**RECORDS PROVIDED**.

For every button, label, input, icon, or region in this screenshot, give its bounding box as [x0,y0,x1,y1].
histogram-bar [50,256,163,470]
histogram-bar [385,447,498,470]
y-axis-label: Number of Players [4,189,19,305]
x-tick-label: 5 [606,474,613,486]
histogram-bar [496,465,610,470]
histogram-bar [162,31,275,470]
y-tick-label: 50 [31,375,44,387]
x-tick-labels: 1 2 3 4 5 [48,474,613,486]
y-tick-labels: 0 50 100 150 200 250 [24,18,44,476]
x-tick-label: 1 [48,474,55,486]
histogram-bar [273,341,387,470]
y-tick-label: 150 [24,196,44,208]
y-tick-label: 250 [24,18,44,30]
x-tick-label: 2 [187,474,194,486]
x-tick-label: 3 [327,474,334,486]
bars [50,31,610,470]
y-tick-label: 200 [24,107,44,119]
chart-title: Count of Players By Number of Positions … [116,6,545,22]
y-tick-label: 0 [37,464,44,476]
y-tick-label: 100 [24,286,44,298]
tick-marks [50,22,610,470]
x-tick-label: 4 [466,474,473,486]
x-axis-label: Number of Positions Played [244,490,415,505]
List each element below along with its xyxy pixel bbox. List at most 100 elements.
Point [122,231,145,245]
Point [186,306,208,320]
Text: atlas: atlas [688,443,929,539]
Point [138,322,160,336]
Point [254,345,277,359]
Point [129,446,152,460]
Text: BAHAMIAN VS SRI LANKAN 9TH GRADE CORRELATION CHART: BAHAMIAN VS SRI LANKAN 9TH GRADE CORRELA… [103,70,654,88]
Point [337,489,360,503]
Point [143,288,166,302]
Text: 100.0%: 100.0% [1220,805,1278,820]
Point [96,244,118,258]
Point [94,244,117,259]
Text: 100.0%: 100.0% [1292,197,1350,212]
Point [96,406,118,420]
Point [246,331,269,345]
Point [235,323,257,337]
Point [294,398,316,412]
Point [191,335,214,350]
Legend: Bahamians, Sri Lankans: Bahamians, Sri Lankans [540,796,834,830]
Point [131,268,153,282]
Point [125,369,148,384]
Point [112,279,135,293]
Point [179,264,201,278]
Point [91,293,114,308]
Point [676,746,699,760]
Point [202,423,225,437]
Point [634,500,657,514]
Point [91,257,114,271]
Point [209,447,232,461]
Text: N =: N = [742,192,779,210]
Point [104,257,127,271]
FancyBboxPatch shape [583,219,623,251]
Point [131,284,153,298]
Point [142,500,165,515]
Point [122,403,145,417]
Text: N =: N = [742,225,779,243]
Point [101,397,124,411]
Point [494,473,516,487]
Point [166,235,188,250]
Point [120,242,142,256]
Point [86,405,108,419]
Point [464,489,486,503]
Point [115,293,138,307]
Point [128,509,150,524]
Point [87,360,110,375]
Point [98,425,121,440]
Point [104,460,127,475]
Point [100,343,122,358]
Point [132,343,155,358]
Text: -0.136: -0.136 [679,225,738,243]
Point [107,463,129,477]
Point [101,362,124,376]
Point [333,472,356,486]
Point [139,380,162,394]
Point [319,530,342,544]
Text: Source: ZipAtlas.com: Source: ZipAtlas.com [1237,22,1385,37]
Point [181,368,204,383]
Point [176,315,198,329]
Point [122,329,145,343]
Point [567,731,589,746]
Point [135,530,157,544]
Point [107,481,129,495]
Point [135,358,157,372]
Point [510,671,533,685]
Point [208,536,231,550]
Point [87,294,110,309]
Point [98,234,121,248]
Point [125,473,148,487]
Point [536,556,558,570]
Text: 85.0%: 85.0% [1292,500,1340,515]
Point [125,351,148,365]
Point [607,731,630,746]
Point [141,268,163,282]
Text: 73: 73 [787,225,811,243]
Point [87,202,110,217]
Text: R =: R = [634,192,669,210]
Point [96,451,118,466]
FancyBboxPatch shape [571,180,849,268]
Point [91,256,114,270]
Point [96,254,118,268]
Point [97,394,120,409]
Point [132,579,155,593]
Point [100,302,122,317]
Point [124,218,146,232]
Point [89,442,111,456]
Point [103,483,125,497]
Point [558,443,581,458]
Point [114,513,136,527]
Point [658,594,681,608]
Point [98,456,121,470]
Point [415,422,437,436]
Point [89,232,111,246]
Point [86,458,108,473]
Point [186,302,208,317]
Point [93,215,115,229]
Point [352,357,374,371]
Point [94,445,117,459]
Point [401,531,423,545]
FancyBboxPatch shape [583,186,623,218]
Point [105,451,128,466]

**WRITTEN PROBLEM**.
Could you reproduce every line of the records above with nothing changed?

**OUTPUT**.
For every button, label, input, icon, or region in this screenshot, give its bounding box as [x0,y0,x1,y1].
histogram-bar [50,256,163,470]
histogram-bar [385,447,498,470]
y-axis-label: Number of Players [4,189,19,305]
x-tick-label: 5 [606,474,613,486]
histogram-bar [496,465,610,470]
histogram-bar [162,31,275,470]
y-tick-label: 50 [31,375,44,387]
x-tick-labels: 1 2 3 4 5 [48,474,613,486]
y-tick-labels: 0 50 100 150 200 250 [24,18,44,476]
x-tick-label: 1 [48,474,55,486]
histogram-bar [273,341,387,470]
y-tick-label: 150 [24,196,44,208]
y-tick-label: 250 [24,18,44,30]
x-tick-label: 2 [187,474,194,486]
x-tick-label: 3 [327,474,334,486]
bars [50,31,610,470]
y-tick-label: 200 [24,107,44,119]
chart-title: Count of Players By Number of Positions … [116,6,545,22]
y-tick-label: 0 [37,464,44,476]
y-tick-label: 100 [24,286,44,298]
tick-marks [50,22,610,470]
x-tick-label: 4 [466,474,473,486]
x-axis-label: Number of Positions Played [244,490,415,505]
List each element below along with its xyxy pixel bbox. List at most 100 elements.
Point [122,231,145,245]
Point [186,306,208,320]
Text: atlas: atlas [688,443,929,539]
Point [138,322,160,336]
Point [254,345,277,359]
Point [129,446,152,460]
Text: BAHAMIAN VS SRI LANKAN 9TH GRADE CORRELATION CHART: BAHAMIAN VS SRI LANKAN 9TH GRADE CORRELA… [103,70,654,88]
Point [337,489,360,503]
Point [143,288,166,302]
Text: 100.0%: 100.0% [1220,805,1278,820]
Point [96,244,118,258]
Point [94,244,117,259]
Text: 100.0%: 100.0% [1292,197,1350,212]
Point [96,406,118,420]
Point [246,331,269,345]
Point [235,323,257,337]
Point [294,398,316,412]
Point [191,335,214,350]
Legend: Bahamians, Sri Lankans: Bahamians, Sri Lankans [540,796,834,830]
Point [131,268,153,282]
Point [125,369,148,384]
Point [112,279,135,293]
Point [179,264,201,278]
Point [91,293,114,308]
Point [676,746,699,760]
Point [202,423,225,437]
Point [634,500,657,514]
Point [91,257,114,271]
Point [209,447,232,461]
Text: N =: N = [742,192,779,210]
Point [104,257,127,271]
FancyBboxPatch shape [583,219,623,251]
Point [131,284,153,298]
Point [142,500,165,515]
Point [122,403,145,417]
Text: N =: N = [742,225,779,243]
Point [101,397,124,411]
Point [494,473,516,487]
Point [166,235,188,250]
Point [120,242,142,256]
Point [86,405,108,419]
Point [464,489,486,503]
Point [115,293,138,307]
Point [128,509,150,524]
Point [87,360,110,375]
Point [98,425,121,440]
Point [104,460,127,475]
Point [100,343,122,358]
Point [132,343,155,358]
Text: -0.136: -0.136 [679,225,738,243]
Point [107,463,129,477]
Point [101,362,124,376]
Point [333,472,356,486]
Point [139,380,162,394]
Point [319,530,342,544]
Text: Source: ZipAtlas.com: Source: ZipAtlas.com [1237,22,1385,37]
Point [181,368,204,383]
Point [176,315,198,329]
Point [122,329,145,343]
Point [567,731,589,746]
Point [135,530,157,544]
Point [107,481,129,495]
Point [135,358,157,372]
Point [510,671,533,685]
Point [208,536,231,550]
Point [87,294,110,309]
Point [98,234,121,248]
Point [125,473,148,487]
Point [536,556,558,570]
Text: 85.0%: 85.0% [1292,500,1340,515]
Point [125,351,148,365]
Point [607,731,630,746]
Point [141,268,163,282]
Text: 73: 73 [787,225,811,243]
Point [87,202,110,217]
Text: R =: R = [634,192,669,210]
Point [96,451,118,466]
FancyBboxPatch shape [571,180,849,268]
Point [91,256,114,270]
Point [96,254,118,268]
Point [97,394,120,409]
Point [132,579,155,593]
Point [100,302,122,317]
Point [124,218,146,232]
Point [89,442,111,456]
Point [103,483,125,497]
Point [558,443,581,458]
Point [114,513,136,527]
Point [658,594,681,608]
Point [98,456,121,470]
Point [415,422,437,436]
Point [89,232,111,246]
Point [86,458,108,473]
Point [186,302,208,317]
Point [93,215,115,229]
Point [352,357,374,371]
Point [94,445,117,459]
Point [401,531,423,545]
FancyBboxPatch shape [583,186,623,218]
Point [105,451,128,466]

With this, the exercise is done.